(Figure dataset records):
"""

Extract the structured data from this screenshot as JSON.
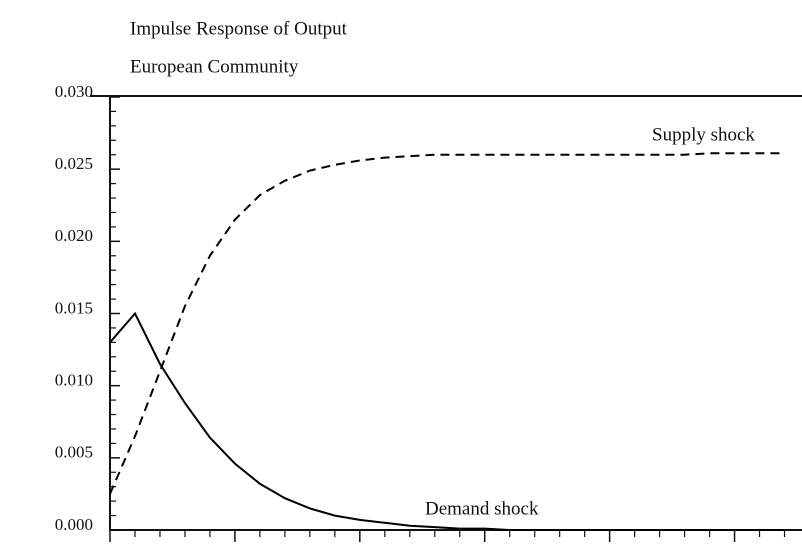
{
  "chart_data": {
    "type": "line",
    "title": "Impulse Response of Output",
    "subtitle": "European Community",
    "x": [
      0,
      1,
      2,
      3,
      4,
      5,
      6,
      7,
      8,
      9,
      10,
      11,
      12,
      13,
      14,
      15,
      16,
      17,
      18,
      19,
      20,
      21,
      22,
      23,
      24,
      25,
      26,
      27
    ],
    "series": [
      {
        "name": "Supply shock",
        "color": "#000000",
        "dash": true,
        "values": [
          0.0025,
          0.0065,
          0.011,
          0.0155,
          0.019,
          0.0215,
          0.0232,
          0.0242,
          0.0249,
          0.0253,
          0.0256,
          0.0258,
          0.0259,
          0.026,
          0.026,
          0.026,
          0.026,
          0.026,
          0.026,
          0.026,
          0.026,
          0.026,
          0.026,
          0.026,
          0.0261,
          0.0261,
          0.0261,
          0.0261
        ]
      },
      {
        "name": "Demand shock",
        "color": "#000000",
        "dash": false,
        "values": [
          0.013,
          0.015,
          0.0115,
          0.0088,
          0.0064,
          0.0046,
          0.0032,
          0.0022,
          0.0015,
          0.001,
          0.0007,
          0.0005,
          0.0003,
          0.0002,
          0.0001,
          0.0001,
          0,
          0,
          0,
          0,
          0,
          0,
          0,
          0,
          0,
          0,
          0,
          0
        ]
      }
    ],
    "xlim": [
      0,
      27.7
    ],
    "xticks": [
      0,
      5,
      10,
      15,
      20,
      25
    ],
    "ylim": [
      0,
      0.03
    ],
    "yticks": [
      {
        "value": 0,
        "label": "0.000"
      },
      {
        "value": 0.005,
        "label": "0.005"
      },
      {
        "value": 0.01,
        "label": "0.010"
      },
      {
        "value": 0.015,
        "label": "0.015"
      },
      {
        "value": 0.02,
        "label": "0.020"
      },
      {
        "value": 0.025,
        "label": "0.025"
      },
      {
        "value": 0.03,
        "label": "0.030"
      }
    ]
  }
}
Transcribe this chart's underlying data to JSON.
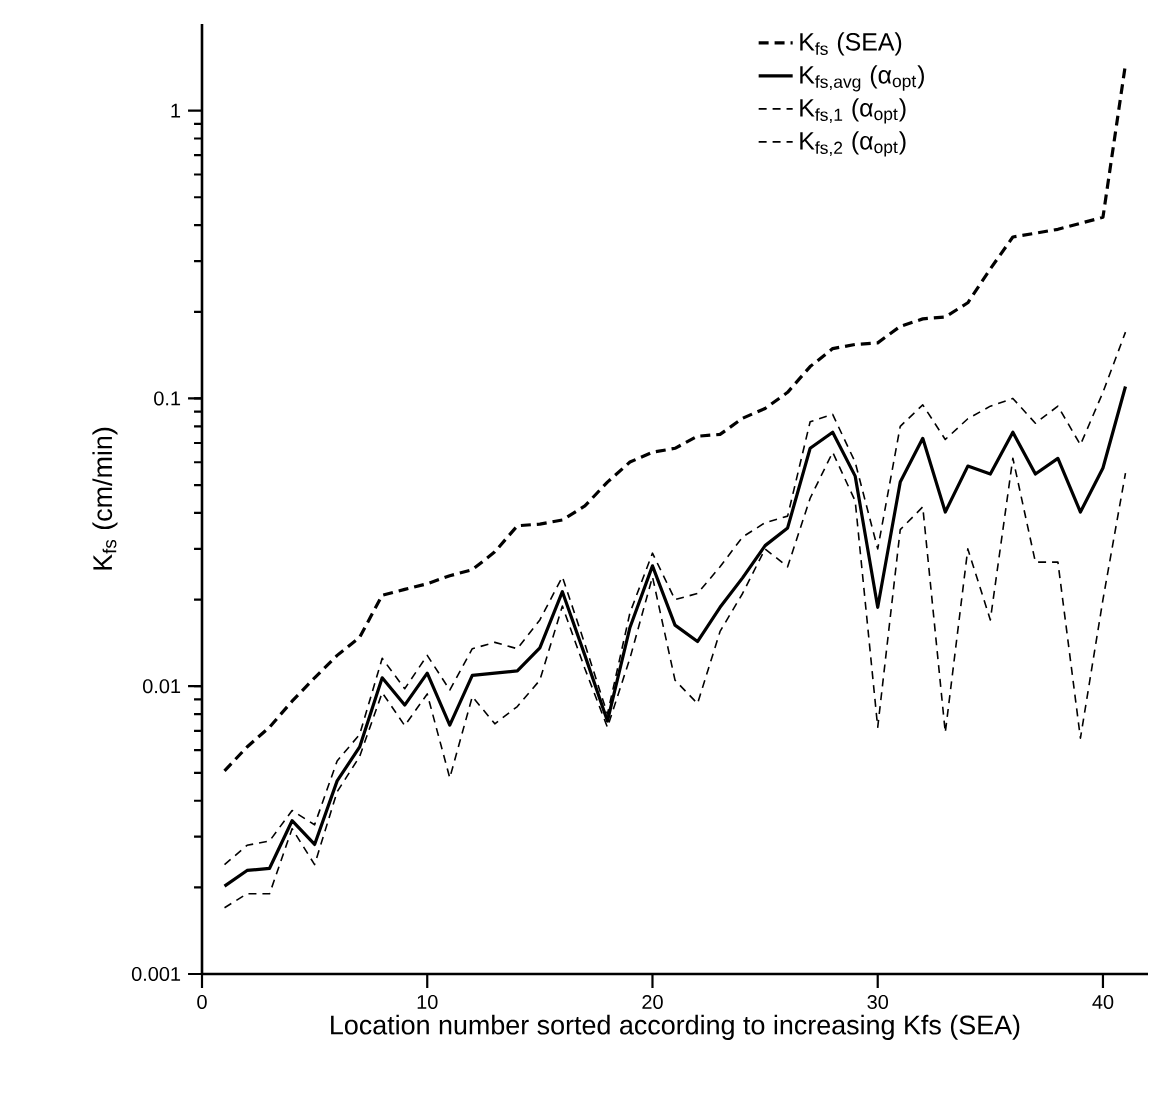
{
  "chart_data": {
    "type": "line",
    "xlabel": "Location number sorted according to increasing Kfs (SEA)",
    "ylabel": "K$_{fs}$ (cm/min)",
    "x": [
      1,
      2,
      3,
      4,
      5,
      6,
      7,
      8,
      9,
      10,
      11,
      12,
      13,
      14,
      15,
      16,
      17,
      18,
      19,
      20,
      21,
      22,
      23,
      24,
      25,
      26,
      27,
      28,
      29,
      30,
      31,
      32,
      33,
      34,
      35,
      36,
      37,
      38,
      39,
      40,
      41
    ],
    "series": [
      {
        "name": "K$_{fs}$ (SEA)",
        "color": "#000000",
        "line_style": "dashed",
        "values": [
          0.00508,
          0.00615,
          0.00721,
          0.00887,
          0.0107,
          0.0128,
          0.0148,
          0.0207,
          0.0217,
          0.0227,
          0.0242,
          0.0254,
          0.0293,
          0.0361,
          0.0366,
          0.0378,
          0.0423,
          0.0512,
          0.0601,
          0.065,
          0.0671,
          0.0739,
          0.075,
          0.0853,
          0.0923,
          0.105,
          0.129,
          0.149,
          0.154,
          0.156,
          0.178,
          0.189,
          0.192,
          0.215,
          0.282,
          0.364,
          0.375,
          0.387,
          0.406,
          0.426,
          1.45
        ]
      },
      {
        "name": "K$_{fs,avg}$ (α$_{opt}$)",
        "color": "#000000",
        "line_style": "solid",
        "values": [
          0.00202,
          0.00229,
          0.00233,
          0.00341,
          0.00282,
          0.00469,
          0.00615,
          0.0107,
          0.0086,
          0.0111,
          0.00733,
          0.0109,
          0.0111,
          0.0113,
          0.0136,
          0.0213,
          0.0128,
          0.00757,
          0.016,
          0.0262,
          0.0163,
          0.0143,
          0.0188,
          0.0238,
          0.0308,
          0.0355,
          0.0671,
          0.0763,
          0.0537,
          0.0188,
          0.0512,
          0.0727,
          0.0403,
          0.0582,
          0.0546,
          0.0763,
          0.0546,
          0.0619,
          0.0403,
          0.0573,
          0.11
        ]
      },
      {
        "name": "K$_{fs,1}$ (α$_{opt}$)",
        "color": "#000000",
        "line_style": "dashed",
        "values": [
          0.0024,
          0.0028,
          0.0029,
          0.0037,
          0.0033,
          0.0055,
          0.0068,
          0.0125,
          0.0098,
          0.0128,
          0.0097,
          0.0135,
          0.0142,
          0.0135,
          0.017,
          0.024,
          0.014,
          0.008,
          0.018,
          0.029,
          0.02,
          0.021,
          0.026,
          0.033,
          0.037,
          0.039,
          0.083,
          0.088,
          0.06,
          0.03,
          0.08,
          0.095,
          0.072,
          0.085,
          0.094,
          0.1,
          0.082,
          0.094,
          0.069,
          0.105,
          0.17
        ]
      },
      {
        "name": "K$_{fs,2}$ (α$_{opt}$)",
        "color": "#000000",
        "line_style": "dashed",
        "values": [
          0.0017,
          0.0019,
          0.0019,
          0.0032,
          0.0024,
          0.0043,
          0.0057,
          0.0095,
          0.0073,
          0.0094,
          0.0048,
          0.0092,
          0.0074,
          0.0085,
          0.0105,
          0.019,
          0.0115,
          0.0072,
          0.0125,
          0.024,
          0.0105,
          0.0087,
          0.0155,
          0.021,
          0.03,
          0.026,
          0.045,
          0.065,
          0.044,
          0.0072,
          0.035,
          0.042,
          0.0069,
          0.03,
          0.017,
          0.062,
          0.027,
          0.027,
          0.0066,
          0.02,
          0.055
        ]
      }
    ],
    "xlim": [
      0,
      42
    ],
    "ylim": [
      0.001,
      2
    ],
    "xticks": [
      0,
      10,
      20,
      30,
      40
    ],
    "yticks": [
      0.001,
      0.01,
      0.1,
      1
    ],
    "log": "y",
    "legend": "top right"
  }
}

"""

(Requirements): Images in the data above are to be skipped. Retype all other material exactly.

(The response):
Extract the structured data from this screenshot as JSON.
{
  "chart_data": {
    "type": "line",
    "title": "Impulse Response of Output",
    "subtitle": "European Community",
    "x": [
      0,
      1,
      2,
      3,
      4,
      5,
      6,
      7,
      8,
      9,
      10,
      11,
      12,
      13,
      14,
      15,
      16,
      17,
      18,
      19,
      20,
      21,
      22,
      23,
      24,
      25,
      26,
      27
    ],
    "series": [
      {
        "name": "Supply shock",
        "color": "#000000",
        "dash": true,
        "values": [
          0.0025,
          0.0065,
          0.011,
          0.0155,
          0.019,
          0.0215,
          0.0232,
          0.0242,
          0.0249,
          0.0253,
          0.0256,
          0.0258,
          0.0259,
          0.026,
          0.026,
          0.026,
          0.026,
          0.026,
          0.026,
          0.026,
          0.026,
          0.026,
          0.026,
          0.026,
          0.0261,
          0.0261,
          0.0261,
          0.0261
        ]
      },
      {
        "name": "Demand shock",
        "color": "#000000",
        "dash": false,
        "values": [
          0.013,
          0.015,
          0.0115,
          0.0088,
          0.0064,
          0.0046,
          0.0032,
          0.0022,
          0.0015,
          0.001,
          0.0007,
          0.0005,
          0.0003,
          0.0002,
          0.0001,
          0.0001,
          0,
          0,
          0,
          0,
          0,
          0,
          0,
          0,
          0,
          0,
          0,
          0
        ]
      }
    ],
    "xlim": [
      0,
      27.7
    ],
    "xticks": [
      0,
      5,
      10,
      15,
      20,
      25
    ],
    "ylim": [
      0,
      0.03
    ],
    "yticks": [
      {
        "value": 0,
        "label": "0.000"
      },
      {
        "value": 0.005,
        "label": "0.005"
      },
      {
        "value": 0.01,
        "label": "0.010"
      },
      {
        "value": 0.015,
        "label": "0.015"
      },
      {
        "value": 0.02,
        "label": "0.020"
      },
      {
        "value": 0.025,
        "label": "0.025"
      },
      {
        "value": 0.03,
        "label": "0.030"
      }
    ]
  }
}
Transcribe this chart's underlying data to JSON.
{
  "chart_data": {
    "type": "line",
    "xlabel": "Location number sorted according to increasing Kfs (SEA)",
    "ylabel": "K$_{fs}$ (cm/min)",
    "x": [
      1,
      2,
      3,
      4,
      5,
      6,
      7,
      8,
      9,
      10,
      11,
      12,
      13,
      14,
      15,
      16,
      17,
      18,
      19,
      20,
      21,
      22,
      23,
      24,
      25,
      26,
      27,
      28,
      29,
      30,
      31,
      32,
      33,
      34,
      35,
      36,
      37,
      38,
      39,
      40,
      41
    ],
    "series": [
      {
        "name": "K$_{fs}$ (SEA)",
        "color": "#000000",
        "line_style": "dashed",
        "values": [
          0.00508,
          0.00615,
          0.00721,
          0.00887,
          0.0107,
          0.0128,
          0.0148,
          0.0207,
          0.0217,
          0.0227,
          0.0242,
          0.0254,
          0.0293,
          0.0361,
          0.0366,
          0.0378,
          0.0423,
          0.0512,
          0.0601,
          0.065,
          0.0671,
          0.0739,
          0.075,
          0.0853,
          0.0923,
          0.105,
          0.129,
          0.149,
          0.154,
          0.156,
          0.178,
          0.189,
          0.192,
          0.215,
          0.282,
          0.364,
          0.375,
          0.387,
          0.406,
          0.426,
          1.45
        ]
      },
      {
        "name": "K$_{fs,avg}$ (α$_{opt}$)",
        "color": "#000000",
        "line_style": "solid",
        "values": [
          0.00202,
          0.00229,
          0.00233,
          0.00341,
          0.00282,
          0.00469,
          0.00615,
          0.0107,
          0.0086,
          0.0111,
          0.00733,
          0.0109,
          0.0111,
          0.0113,
          0.0136,
          0.0213,
          0.0128,
          0.00757,
          0.016,
          0.0262,
          0.0163,
          0.0143,
          0.0188,
          0.0238,
          0.0308,
          0.0355,
          0.0671,
          0.0763,
          0.0537,
          0.0188,
          0.0512,
          0.0727,
          0.0403,
          0.0582,
          0.0546,
          0.0763,
          0.0546,
          0.0619,
          0.0403,
          0.0573,
          0.11
        ]
      },
      {
        "name": "K$_{fs,1}$ (α$_{opt}$)",
        "color": "#000000",
        "line_style": "dashed",
        "values": [
          0.0024,
          0.0028,
          0.0029,
          0.0037,
          0.0033,
          0.0055,
          0.0068,
          0.0125,
          0.0098,
          0.0128,
          0.0097,
          0.0135,
          0.0142,
          0.0135,
          0.017,
          0.024,
          0.014,
          0.008,
          0.018,
          0.029,
          0.02,
          0.021,
          0.026,
          0.033,
          0.037,
          0.039,
          0.083,
          0.088,
          0.06,
          0.03,
          0.08,
          0.095,
          0.072,
          0.085,
          0.094,
          0.1,
          0.082,
          0.094,
          0.069,
          0.105,
          0.17
        ]
      },
      {
        "name": "K$_{fs,2}$ (α$_{opt}$)",
        "color": "#000000",
        "line_style": "dashed",
        "values": [
          0.0017,
          0.0019,
          0.0019,
          0.0032,
          0.0024,
          0.0043,
          0.0057,
          0.0095,
          0.0073,
          0.0094,
          0.0048,
          0.0092,
          0.0074,
          0.0085,
          0.0105,
          0.019,
          0.0115,
          0.0072,
          0.0125,
          0.024,
          0.0105,
          0.0087,
          0.0155,
          0.021,
          0.03,
          0.026,
          0.045,
          0.065,
          0.044,
          0.0072,
          0.035,
          0.042,
          0.0069,
          0.03,
          0.017,
          0.062,
          0.027,
          0.027,
          0.0066,
          0.02,
          0.055
        ]
      }
    ],
    "xlim": [
      0,
      42
    ],
    "ylim": [
      0.001,
      2
    ],
    "xticks": [
      0,
      10,
      20,
      30,
      40
    ],
    "yticks": [
      0.001,
      0.01,
      0.1,
      1
    ],
    "log": "y",
    "legend": "top right"
  }
}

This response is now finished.